- _TASKS FOR THIS EXERCISE_:
(1) In the Devise and Backbone.js question below, copy the text from "2. Use Devise's" up to and including "handled by Devise." without changes.
(2) Rewrite the paragraph of the Devise and Backbone.js question that begins "P.S. I read through many articles" in shorter form, keeping its main facts.
-- PAGE EXCERPT follows --
5
votes

I currently use Devise 2.1 + Rails 3.2.x to authenticate users. I'm also going to be adding OmniAuth-Facebook and Twitter support soon.

I wanted to use this existing infrastructure with Backbone.js. Can you let me know if this is the correct workflow from authentication perspective?

  1. User login via Devise (or OmniAuth)
  2. Use Devise's Token Authenticatable to return a token?
  3. Backbone to access the token somehow and append that as part of API call? I don't need the API to create user, that's being handled by Devise.

Questions: 1. Is this how you'd implement it? 2. Any suggestions/code samples on #2 and #3? 3. How would you handle authorization with this? I don't think CanCan will work.

P.S. I read through many articles, including this: http://jessewolgamott.com/blog/2012/01/19/the-one-with-a-json-api-login-using-devise/. They seem to be focused on authentication using the API, rather than securing the API resources after authentication is completed.
-- PAGE EXCERPT concluded --
-- DATA follows --
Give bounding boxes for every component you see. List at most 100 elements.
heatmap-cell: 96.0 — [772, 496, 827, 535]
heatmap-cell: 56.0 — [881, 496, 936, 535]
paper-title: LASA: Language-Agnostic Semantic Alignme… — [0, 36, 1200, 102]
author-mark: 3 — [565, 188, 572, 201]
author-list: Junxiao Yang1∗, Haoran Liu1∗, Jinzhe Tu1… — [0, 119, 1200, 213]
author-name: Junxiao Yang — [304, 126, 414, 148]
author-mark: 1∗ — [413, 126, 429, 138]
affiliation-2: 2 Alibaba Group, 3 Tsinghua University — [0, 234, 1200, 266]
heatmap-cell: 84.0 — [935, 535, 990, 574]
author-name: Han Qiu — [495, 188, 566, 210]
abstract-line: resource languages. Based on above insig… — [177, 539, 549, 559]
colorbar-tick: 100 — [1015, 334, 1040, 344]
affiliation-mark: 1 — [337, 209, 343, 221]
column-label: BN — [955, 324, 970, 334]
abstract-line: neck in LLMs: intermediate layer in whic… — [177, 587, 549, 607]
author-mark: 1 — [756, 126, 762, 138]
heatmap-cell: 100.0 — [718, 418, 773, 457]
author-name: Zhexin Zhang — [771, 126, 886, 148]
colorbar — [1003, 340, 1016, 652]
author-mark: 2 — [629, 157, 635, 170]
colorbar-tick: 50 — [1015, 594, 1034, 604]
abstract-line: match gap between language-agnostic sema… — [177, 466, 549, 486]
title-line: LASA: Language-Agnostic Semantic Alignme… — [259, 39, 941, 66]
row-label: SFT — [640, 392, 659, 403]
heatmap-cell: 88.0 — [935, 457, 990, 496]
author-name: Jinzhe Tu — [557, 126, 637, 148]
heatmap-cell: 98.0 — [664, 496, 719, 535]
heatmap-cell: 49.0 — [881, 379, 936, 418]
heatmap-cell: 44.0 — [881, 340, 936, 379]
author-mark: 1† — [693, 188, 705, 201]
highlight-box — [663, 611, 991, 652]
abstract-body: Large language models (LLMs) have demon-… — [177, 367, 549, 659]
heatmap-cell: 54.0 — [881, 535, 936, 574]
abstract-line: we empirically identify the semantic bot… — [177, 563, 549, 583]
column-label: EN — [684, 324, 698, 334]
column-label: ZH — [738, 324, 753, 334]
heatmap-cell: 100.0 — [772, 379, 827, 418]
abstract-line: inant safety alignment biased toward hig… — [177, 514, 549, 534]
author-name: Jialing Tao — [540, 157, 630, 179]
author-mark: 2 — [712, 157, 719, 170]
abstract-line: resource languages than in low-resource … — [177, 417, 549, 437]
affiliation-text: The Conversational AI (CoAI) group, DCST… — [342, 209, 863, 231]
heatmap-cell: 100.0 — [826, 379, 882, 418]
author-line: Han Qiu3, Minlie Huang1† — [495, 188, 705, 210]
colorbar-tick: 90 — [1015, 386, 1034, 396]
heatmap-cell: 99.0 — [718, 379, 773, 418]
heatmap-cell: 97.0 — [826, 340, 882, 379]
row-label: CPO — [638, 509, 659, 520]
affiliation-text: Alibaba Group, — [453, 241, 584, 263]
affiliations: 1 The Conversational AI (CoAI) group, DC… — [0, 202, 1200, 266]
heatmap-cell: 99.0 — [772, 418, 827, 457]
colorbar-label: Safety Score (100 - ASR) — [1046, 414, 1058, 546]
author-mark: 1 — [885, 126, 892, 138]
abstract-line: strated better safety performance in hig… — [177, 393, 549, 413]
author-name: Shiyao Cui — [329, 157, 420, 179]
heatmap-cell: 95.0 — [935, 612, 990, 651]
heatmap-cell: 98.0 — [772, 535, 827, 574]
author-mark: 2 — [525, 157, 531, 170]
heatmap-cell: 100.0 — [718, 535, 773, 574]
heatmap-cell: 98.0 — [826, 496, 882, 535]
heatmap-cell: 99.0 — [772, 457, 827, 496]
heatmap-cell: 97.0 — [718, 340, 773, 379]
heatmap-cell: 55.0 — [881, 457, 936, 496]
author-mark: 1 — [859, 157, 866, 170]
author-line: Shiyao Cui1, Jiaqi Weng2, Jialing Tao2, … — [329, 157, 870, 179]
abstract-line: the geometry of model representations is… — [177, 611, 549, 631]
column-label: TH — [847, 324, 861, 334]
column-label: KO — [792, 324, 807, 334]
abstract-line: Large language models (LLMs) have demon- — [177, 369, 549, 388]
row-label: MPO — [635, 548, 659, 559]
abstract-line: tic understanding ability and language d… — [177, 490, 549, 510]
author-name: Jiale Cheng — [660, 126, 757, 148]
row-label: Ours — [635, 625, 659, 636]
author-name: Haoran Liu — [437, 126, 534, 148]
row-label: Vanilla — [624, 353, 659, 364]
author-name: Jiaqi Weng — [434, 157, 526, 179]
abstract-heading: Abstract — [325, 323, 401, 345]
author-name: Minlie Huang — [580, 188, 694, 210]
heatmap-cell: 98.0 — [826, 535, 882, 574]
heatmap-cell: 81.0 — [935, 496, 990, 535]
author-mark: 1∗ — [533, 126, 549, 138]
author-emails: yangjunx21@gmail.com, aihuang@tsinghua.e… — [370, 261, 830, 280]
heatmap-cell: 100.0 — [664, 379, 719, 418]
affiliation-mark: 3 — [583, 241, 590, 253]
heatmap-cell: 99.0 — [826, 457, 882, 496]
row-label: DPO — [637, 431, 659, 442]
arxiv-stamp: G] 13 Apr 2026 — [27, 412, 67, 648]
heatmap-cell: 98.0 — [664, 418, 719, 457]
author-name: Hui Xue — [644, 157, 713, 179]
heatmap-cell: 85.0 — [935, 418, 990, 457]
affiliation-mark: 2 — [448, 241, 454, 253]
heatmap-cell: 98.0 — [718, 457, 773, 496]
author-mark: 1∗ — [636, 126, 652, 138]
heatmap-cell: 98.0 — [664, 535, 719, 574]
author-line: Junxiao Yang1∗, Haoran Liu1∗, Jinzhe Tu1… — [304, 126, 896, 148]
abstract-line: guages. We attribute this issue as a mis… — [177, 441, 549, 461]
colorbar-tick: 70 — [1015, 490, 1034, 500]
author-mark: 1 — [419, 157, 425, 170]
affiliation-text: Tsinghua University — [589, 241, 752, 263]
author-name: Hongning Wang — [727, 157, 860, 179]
-- DATA concluded --
- _TASK RESPONSES_:
(1)
2. Use Devise's Token Authenticatable to return a token?
  3. Backbone to access the token somehow and append that as part of API call? I don't need the API to create user, that's being handled by Devise.

(2) P.S. I read many articles, including http://jessewolgamott.com/blog/2012/01/19/the-one-with-a-json-api-login-using-devise/, but they focus on authentication through the API, not on securing API resources after authentication.